What is needed. Report each line of the data that has "Expansion" somewhere in it.

Records from a collection of figures

>> Begin

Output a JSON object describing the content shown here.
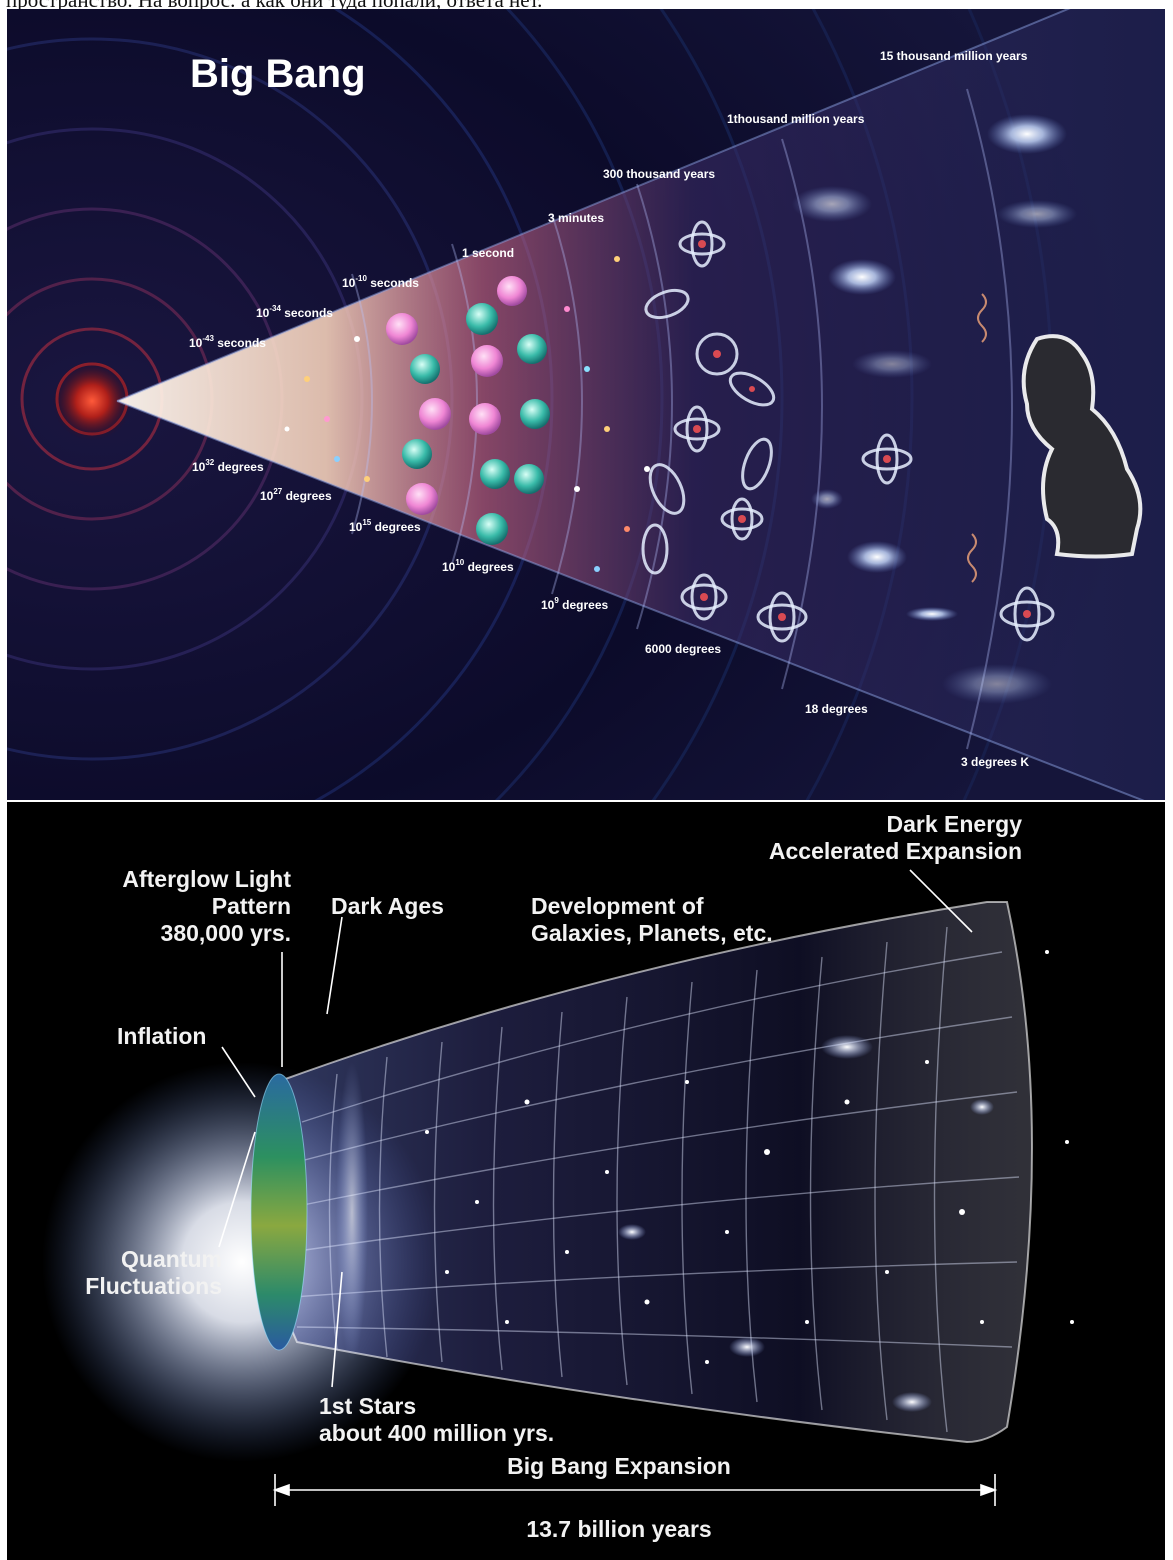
{
  "caption": "пространство. На вопрос: а как они туда попали, ответа нет.",
  "top_panel": {
    "title": "Big Bang",
    "time_labels": [
      {
        "base": "10",
        "sup": "-43",
        "unit": " seconds"
      },
      {
        "base": "10",
        "sup": "-34",
        "unit": " seconds"
      },
      {
        "base": "10",
        "sup": "-10",
        "unit": " seconds"
      },
      {
        "base": "1 second",
        "sup": "",
        "unit": ""
      },
      {
        "base": "3 minutes",
        "sup": "",
        "unit": ""
      },
      {
        "base": "300 thousand years",
        "sup": "",
        "unit": ""
      },
      {
        "base": "1thousand million years",
        "sup": "",
        "unit": ""
      },
      {
        "base": "15 thousand million years",
        "sup": "",
        "unit": ""
      }
    ],
    "temp_labels": [
      {
        "base": "10",
        "sup": "32",
        "unit": " degrees"
      },
      {
        "base": "10",
        "sup": "27",
        "unit": " degrees"
      },
      {
        "base": "10",
        "sup": "15",
        "unit": " degrees"
      },
      {
        "base": "10",
        "sup": "10",
        "unit": " degrees"
      },
      {
        "base": "10",
        "sup": "9",
        "unit": " degrees"
      },
      {
        "base": "6000 degrees",
        "sup": "",
        "unit": ""
      },
      {
        "base": "18 degrees",
        "sup": "",
        "unit": ""
      },
      {
        "base": "3 degrees K",
        "sup": "",
        "unit": ""
      }
    ]
  },
  "bottom_panel": {
    "labels": {
      "dark_energy": [
        "Dark Energy",
        "Accelerated Expansion"
      ],
      "afterglow": [
        "Afterglow Light",
        "Pattern",
        "380,000 yrs."
      ],
      "dark_ages": "Dark Ages",
      "development": [
        "Development of",
        "Galaxies, Planets, etc."
      ],
      "inflation": "Inflation",
      "quantum": [
        "Quantum",
        "Fluctuations"
      ],
      "first_stars": [
        "1st Stars",
        "about 400 million yrs."
      ],
      "expansion": "Big Bang Expansion",
      "duration": "13.7 billion years"
    }
  },
  "colors": {
    "top_background": "#0b0a25",
    "bottom_background": "#000000",
    "label": "#ffffff",
    "pink_particle": "#f28ad8",
    "teal_particle": "#2fb7a6",
    "cmb_green": "#2a8a5a"
  }
}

>> End

Exercise result.
        "Accelerated Expansion"
      "expansion": "Big Bang Expansion",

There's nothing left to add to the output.